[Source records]
· · · ·

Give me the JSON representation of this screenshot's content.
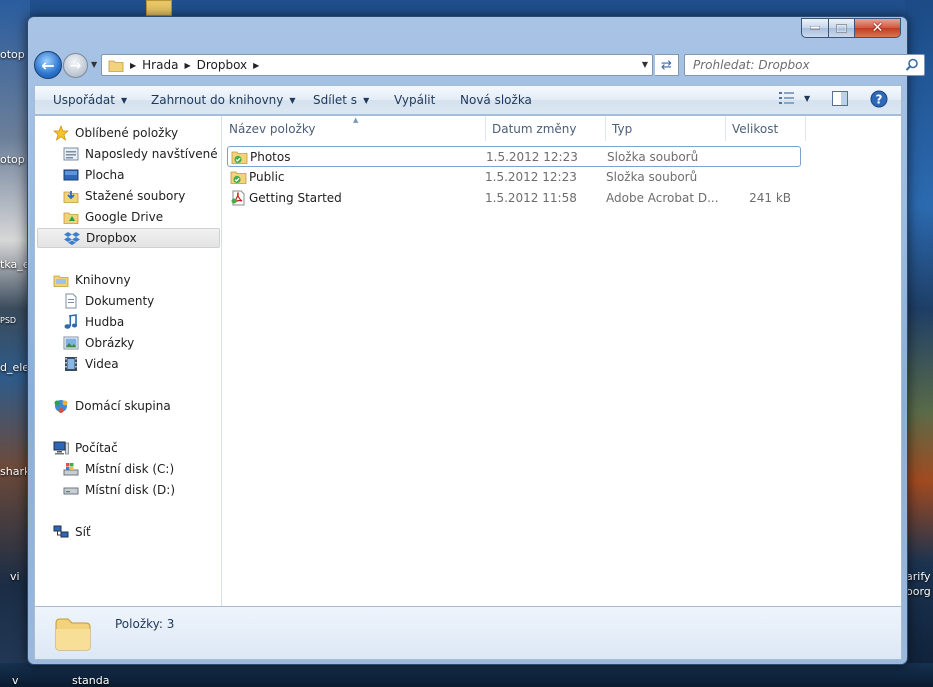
{
  "desktop": {
    "labels": [
      "otop",
      "otop",
      "tka_e",
      "PSD",
      "d_ele",
      "shark",
      "vi",
      "v",
      "standa",
      "arify",
      "oorg"
    ]
  },
  "window": {
    "caption": {
      "close_glyph": "✕"
    }
  },
  "address_bar": {
    "crumbs": [
      "Hrada",
      "Dropbox"
    ]
  },
  "search": {
    "placeholder": "Prohledat: Dropbox"
  },
  "toolbar": {
    "organize": "Uspořádat",
    "include_library": "Zahrnout do knihovny",
    "share": "Sdílet s",
    "burn": "Vypálit",
    "new_folder": "Nová složka"
  },
  "nav_pane": {
    "favorites": {
      "label": "Oblíbené položky",
      "items": [
        "Naposledy navštívené",
        "Plocha",
        "Stažené soubory",
        "Google Drive",
        "Dropbox"
      ]
    },
    "libraries": {
      "label": "Knihovny",
      "items": [
        "Dokumenty",
        "Hudba",
        "Obrázky",
        "Videa"
      ]
    },
    "homegroup": {
      "label": "Domácí skupina"
    },
    "computer": {
      "label": "Počítač",
      "items": [
        "Místní disk (C:)",
        "Místní disk (D:)"
      ]
    },
    "network": {
      "label": "Síť"
    },
    "selected": "Dropbox"
  },
  "file_list": {
    "columns": [
      "Název položky",
      "Datum změny",
      "Typ",
      "Velikost"
    ],
    "rows": [
      {
        "name": "Photos",
        "date": "1.5.2012 12:23",
        "type": "Složka souborů",
        "size": "",
        "icon": "shared-folder-icon"
      },
      {
        "name": "Public",
        "date": "1.5.2012 12:23",
        "type": "Složka souborů",
        "size": "",
        "icon": "shared-folder-icon"
      },
      {
        "name": "Getting Started",
        "date": "1.5.2012 11:58",
        "type": "Adobe Acrobat D...",
        "size": "241 kB",
        "icon": "pdf-icon"
      }
    ]
  },
  "details": {
    "count_text": "Položky: 3"
  },
  "colors": {
    "accent": "#1e395b",
    "selection_border": "#7da2ce",
    "dropbox_blue": "#3b7fd0",
    "folder_yellow": "#f2d27a"
  }
}
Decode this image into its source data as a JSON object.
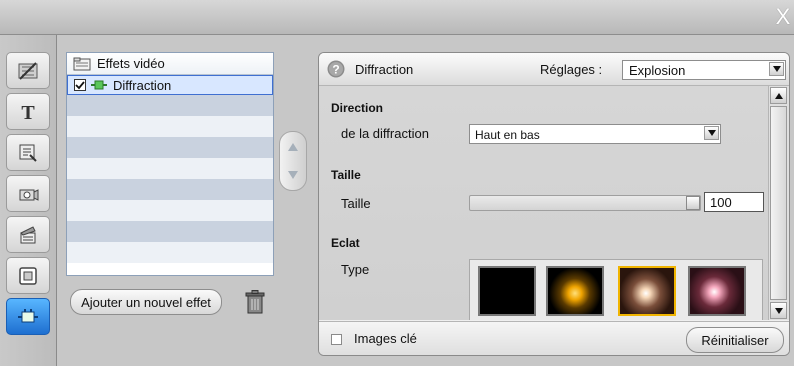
{
  "window": {
    "close_glyph": "X"
  },
  "left_tabs": [
    {
      "icon": "edit-video-icon",
      "active": false
    },
    {
      "icon": "title-t-icon",
      "active": false
    },
    {
      "icon": "menu-icon",
      "active": false
    },
    {
      "icon": "camera-icon",
      "active": false
    },
    {
      "icon": "clapper-icon",
      "active": false
    },
    {
      "icon": "frame-icon",
      "active": false
    },
    {
      "icon": "effects-plug-icon",
      "active": true
    }
  ],
  "effects_list": {
    "header": "Effets vidéo",
    "items": [
      {
        "label": "Diffraction",
        "checked": true,
        "selected": true
      }
    ]
  },
  "add_effect_button": "Ajouter un nouvel effet",
  "effect_panel": {
    "title": "Diffraction",
    "preset_label": "Réglages :",
    "preset_value": "Explosion",
    "sections": {
      "direction": {
        "heading": "Direction",
        "label": "de la diffraction",
        "value": "Haut en bas"
      },
      "taille": {
        "heading": "Taille",
        "label": "Taille",
        "slider_fraction": 1.0,
        "value": "100"
      },
      "eclat": {
        "heading": "Eclat",
        "label": "Type"
      }
    },
    "keyframes_label": "Images clé",
    "reset_button": "Réinitialiser"
  },
  "colors": {
    "accent_blue": "#2a7fe0",
    "selected_gold": "#f0b400"
  }
}
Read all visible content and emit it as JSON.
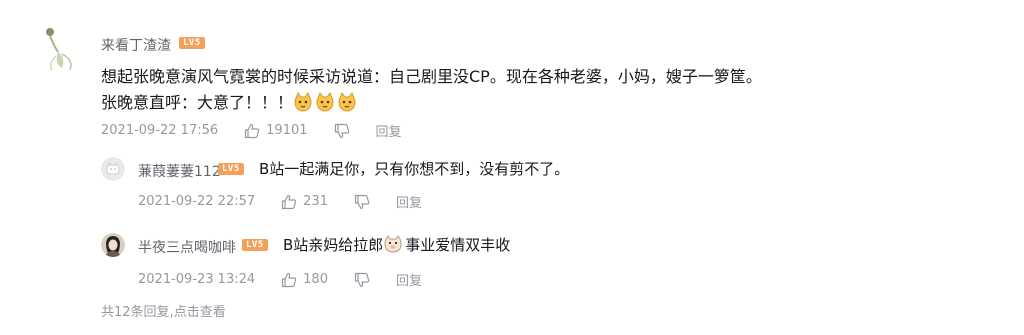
{
  "main_comment": {
    "username": "来看丁渣渣",
    "level": "LV5",
    "line1": "想起张晚意演风气霓裳的时候采访说道：自己剧里没CP。现在各种老婆，小妈，嫂子一箩筐。",
    "line2": "张晚意直呼：大意了！！！",
    "time": "2021-09-22 17:56",
    "likes": "19101",
    "reply_label": "回复"
  },
  "replies": [
    {
      "username": "蒹葭萋萋112",
      "level": "LV5",
      "content": "B站一起满足你，只有你想不到，没有剪不了。",
      "time": "2021-09-22 22:57",
      "likes": "231",
      "reply_label": "回复"
    },
    {
      "username": "半夜三点喝咖啡",
      "level": "LV5",
      "content_before": "B站亲妈给拉郎",
      "content_after": "事业爱情双丰收",
      "time": "2021-09-23 13:24",
      "likes": "180",
      "reply_label": "回复"
    }
  ],
  "footer": {
    "count_text": "共12条回复,",
    "more_link": "点击查看"
  },
  "icons": {
    "like": "thumb-up-icon",
    "dislike": "thumb-down-icon",
    "emoji": "cat-face-emoji"
  },
  "colors": {
    "level_badge": "#f5a05a",
    "meta_text": "#9499a0",
    "content_text": "#18191c"
  }
}
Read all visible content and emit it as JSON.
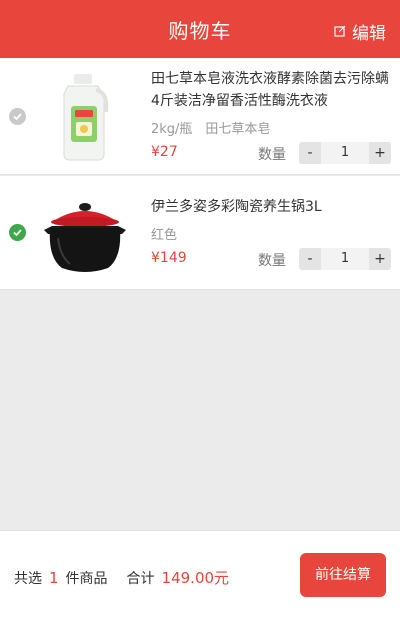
{
  "header": {
    "title": "购物车",
    "edit_label": "编辑"
  },
  "items": [
    {
      "name": "田七草本皂液洗衣液酵素除菌去污除螨4斤装洁净留香活性酶洗衣液",
      "spec": "2kg/瓶　田七草本皂",
      "price": "¥27",
      "qty_label": "数量",
      "qty": "1",
      "selected": false,
      "image": "laundry-detergent-bottle"
    },
    {
      "name": "伊兰多姿多彩陶瓷养生锅3L",
      "spec": "红色",
      "price": "¥149",
      "qty_label": "数量",
      "qty": "1",
      "selected": true,
      "image": "red-ceramic-pot"
    }
  ],
  "stepper": {
    "minus": "-",
    "plus": "+"
  },
  "footer": {
    "selected_prefix": "共选",
    "selected_count": "1",
    "selected_suffix": "件商品",
    "total_label": "合计",
    "total_value": "149.00元",
    "checkout_label": "前往结算"
  },
  "colors": {
    "accent": "#e8453c",
    "check_on": "#3ea84b",
    "check_off": "#c9c9c9"
  },
  "tabbar": {
    "icons": [
      "home-icon",
      "category-icon",
      "cart-icon",
      "profile-icon"
    ]
  }
}
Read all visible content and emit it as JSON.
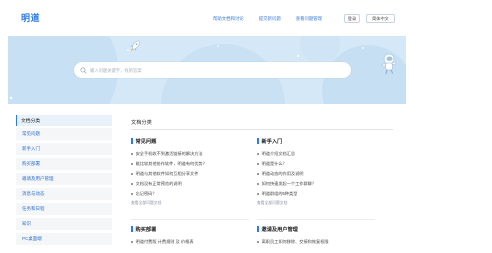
{
  "header": {
    "logo": "明道",
    "nav": [
      "帮助文档和讨论",
      "提交新问题",
      "查看问题管理"
    ],
    "login_label": "登录",
    "lang_label": "简体中文"
  },
  "search": {
    "placeholder": "输入问题关键字，找到答案"
  },
  "sidebar": {
    "title": "文档分类",
    "items": [
      "常见问题",
      "新手入门",
      "购买部署",
      "邀请及用户管理",
      "消息与动态",
      "任务和日程",
      "知识",
      "PC桌面端"
    ]
  },
  "content": {
    "title": "文档分类",
    "categories": [
      {
        "title": "常见问题",
        "items": [
          "安全手机收不到激活链接的解决方法",
          "能比较其他协作软件，明道有何优势？",
          "明道与其他软件如何互相分享文件",
          "文档没有正常预览的说明",
          "忘记密码？"
        ],
        "more": "查看全部问题文档"
      },
      {
        "title": "新手入门",
        "items": [
          "明道介绍文档汇总",
          "明道是什么？",
          "明道动态的作用及说明",
          "如何快速发起一个工作群聊？",
          "明道群组的5种类型"
        ],
        "more": "查看全部问题文档"
      },
      {
        "title": "购买部署",
        "items": [
          "明道付费版 计费规则 及 价格表"
        ]
      },
      {
        "title": "邀请及用户管理",
        "items": [
          "离职员工如何移除、交接和恢复权限"
        ]
      }
    ]
  },
  "colors": {
    "accent": "#2d7be8",
    "hero_bg": "#d4e8f7",
    "sidebar_active_bg": "#e9f2fb"
  },
  "icons": {
    "search": "search-icon",
    "rocket": "rocket-icon",
    "astronaut": "astronaut-icon"
  }
}
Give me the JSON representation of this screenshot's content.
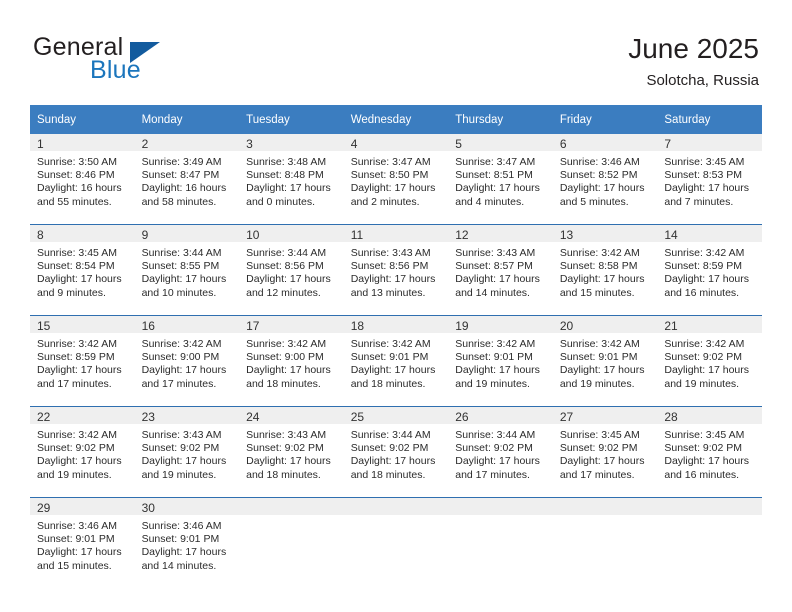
{
  "brand": {
    "name_part1": "General",
    "name_part2": "Blue",
    "triangle_icon": "triangle-logo-icon",
    "color_dark": "#231f20",
    "color_blue": "#1b75bc"
  },
  "header": {
    "title": "June 2025",
    "subtitle": "Solotcha, Russia"
  },
  "theme": {
    "header_bg": "#3b7dc0",
    "daynum_bg": "#efefef",
    "row_divider": "#2f6fb0"
  },
  "weekday_headers": [
    "Sunday",
    "Monday",
    "Tuesday",
    "Wednesday",
    "Thursday",
    "Friday",
    "Saturday"
  ],
  "weeks": [
    {
      "days": [
        {
          "num": "1",
          "sunrise": "Sunrise: 3:50 AM",
          "sunset": "Sunset: 8:46 PM",
          "daylight1": "Daylight: 16 hours",
          "daylight2": "and 55 minutes."
        },
        {
          "num": "2",
          "sunrise": "Sunrise: 3:49 AM",
          "sunset": "Sunset: 8:47 PM",
          "daylight1": "Daylight: 16 hours",
          "daylight2": "and 58 minutes."
        },
        {
          "num": "3",
          "sunrise": "Sunrise: 3:48 AM",
          "sunset": "Sunset: 8:48 PM",
          "daylight1": "Daylight: 17 hours",
          "daylight2": "and 0 minutes."
        },
        {
          "num": "4",
          "sunrise": "Sunrise: 3:47 AM",
          "sunset": "Sunset: 8:50 PM",
          "daylight1": "Daylight: 17 hours",
          "daylight2": "and 2 minutes."
        },
        {
          "num": "5",
          "sunrise": "Sunrise: 3:47 AM",
          "sunset": "Sunset: 8:51 PM",
          "daylight1": "Daylight: 17 hours",
          "daylight2": "and 4 minutes."
        },
        {
          "num": "6",
          "sunrise": "Sunrise: 3:46 AM",
          "sunset": "Sunset: 8:52 PM",
          "daylight1": "Daylight: 17 hours",
          "daylight2": "and 5 minutes."
        },
        {
          "num": "7",
          "sunrise": "Sunrise: 3:45 AM",
          "sunset": "Sunset: 8:53 PM",
          "daylight1": "Daylight: 17 hours",
          "daylight2": "and 7 minutes."
        }
      ]
    },
    {
      "days": [
        {
          "num": "8",
          "sunrise": "Sunrise: 3:45 AM",
          "sunset": "Sunset: 8:54 PM",
          "daylight1": "Daylight: 17 hours",
          "daylight2": "and 9 minutes."
        },
        {
          "num": "9",
          "sunrise": "Sunrise: 3:44 AM",
          "sunset": "Sunset: 8:55 PM",
          "daylight1": "Daylight: 17 hours",
          "daylight2": "and 10 minutes."
        },
        {
          "num": "10",
          "sunrise": "Sunrise: 3:44 AM",
          "sunset": "Sunset: 8:56 PM",
          "daylight1": "Daylight: 17 hours",
          "daylight2": "and 12 minutes."
        },
        {
          "num": "11",
          "sunrise": "Sunrise: 3:43 AM",
          "sunset": "Sunset: 8:56 PM",
          "daylight1": "Daylight: 17 hours",
          "daylight2": "and 13 minutes."
        },
        {
          "num": "12",
          "sunrise": "Sunrise: 3:43 AM",
          "sunset": "Sunset: 8:57 PM",
          "daylight1": "Daylight: 17 hours",
          "daylight2": "and 14 minutes."
        },
        {
          "num": "13",
          "sunrise": "Sunrise: 3:42 AM",
          "sunset": "Sunset: 8:58 PM",
          "daylight1": "Daylight: 17 hours",
          "daylight2": "and 15 minutes."
        },
        {
          "num": "14",
          "sunrise": "Sunrise: 3:42 AM",
          "sunset": "Sunset: 8:59 PM",
          "daylight1": "Daylight: 17 hours",
          "daylight2": "and 16 minutes."
        }
      ]
    },
    {
      "days": [
        {
          "num": "15",
          "sunrise": "Sunrise: 3:42 AM",
          "sunset": "Sunset: 8:59 PM",
          "daylight1": "Daylight: 17 hours",
          "daylight2": "and 17 minutes."
        },
        {
          "num": "16",
          "sunrise": "Sunrise: 3:42 AM",
          "sunset": "Sunset: 9:00 PM",
          "daylight1": "Daylight: 17 hours",
          "daylight2": "and 17 minutes."
        },
        {
          "num": "17",
          "sunrise": "Sunrise: 3:42 AM",
          "sunset": "Sunset: 9:00 PM",
          "daylight1": "Daylight: 17 hours",
          "daylight2": "and 18 minutes."
        },
        {
          "num": "18",
          "sunrise": "Sunrise: 3:42 AM",
          "sunset": "Sunset: 9:01 PM",
          "daylight1": "Daylight: 17 hours",
          "daylight2": "and 18 minutes."
        },
        {
          "num": "19",
          "sunrise": "Sunrise: 3:42 AM",
          "sunset": "Sunset: 9:01 PM",
          "daylight1": "Daylight: 17 hours",
          "daylight2": "and 19 minutes."
        },
        {
          "num": "20",
          "sunrise": "Sunrise: 3:42 AM",
          "sunset": "Sunset: 9:01 PM",
          "daylight1": "Daylight: 17 hours",
          "daylight2": "and 19 minutes."
        },
        {
          "num": "21",
          "sunrise": "Sunrise: 3:42 AM",
          "sunset": "Sunset: 9:02 PM",
          "daylight1": "Daylight: 17 hours",
          "daylight2": "and 19 minutes."
        }
      ]
    },
    {
      "days": [
        {
          "num": "22",
          "sunrise": "Sunrise: 3:42 AM",
          "sunset": "Sunset: 9:02 PM",
          "daylight1": "Daylight: 17 hours",
          "daylight2": "and 19 minutes."
        },
        {
          "num": "23",
          "sunrise": "Sunrise: 3:43 AM",
          "sunset": "Sunset: 9:02 PM",
          "daylight1": "Daylight: 17 hours",
          "daylight2": "and 19 minutes."
        },
        {
          "num": "24",
          "sunrise": "Sunrise: 3:43 AM",
          "sunset": "Sunset: 9:02 PM",
          "daylight1": "Daylight: 17 hours",
          "daylight2": "and 18 minutes."
        },
        {
          "num": "25",
          "sunrise": "Sunrise: 3:44 AM",
          "sunset": "Sunset: 9:02 PM",
          "daylight1": "Daylight: 17 hours",
          "daylight2": "and 18 minutes."
        },
        {
          "num": "26",
          "sunrise": "Sunrise: 3:44 AM",
          "sunset": "Sunset: 9:02 PM",
          "daylight1": "Daylight: 17 hours",
          "daylight2": "and 17 minutes."
        },
        {
          "num": "27",
          "sunrise": "Sunrise: 3:45 AM",
          "sunset": "Sunset: 9:02 PM",
          "daylight1": "Daylight: 17 hours",
          "daylight2": "and 17 minutes."
        },
        {
          "num": "28",
          "sunrise": "Sunrise: 3:45 AM",
          "sunset": "Sunset: 9:02 PM",
          "daylight1": "Daylight: 17 hours",
          "daylight2": "and 16 minutes."
        }
      ]
    },
    {
      "days": [
        {
          "num": "29",
          "sunrise": "Sunrise: 3:46 AM",
          "sunset": "Sunset: 9:01 PM",
          "daylight1": "Daylight: 17 hours",
          "daylight2": "and 15 minutes."
        },
        {
          "num": "30",
          "sunrise": "Sunrise: 3:46 AM",
          "sunset": "Sunset: 9:01 PM",
          "daylight1": "Daylight: 17 hours",
          "daylight2": "and 14 minutes."
        },
        {
          "num": "",
          "sunrise": "",
          "sunset": "",
          "daylight1": "",
          "daylight2": ""
        },
        {
          "num": "",
          "sunrise": "",
          "sunset": "",
          "daylight1": "",
          "daylight2": ""
        },
        {
          "num": "",
          "sunrise": "",
          "sunset": "",
          "daylight1": "",
          "daylight2": ""
        },
        {
          "num": "",
          "sunrise": "",
          "sunset": "",
          "daylight1": "",
          "daylight2": ""
        },
        {
          "num": "",
          "sunrise": "",
          "sunset": "",
          "daylight1": "",
          "daylight2": ""
        }
      ]
    }
  ]
}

· · · ·

Show each line holding the word "true".

Finished task -
      "active": true
        "checked": true,
        "selected": true
      "selected": true,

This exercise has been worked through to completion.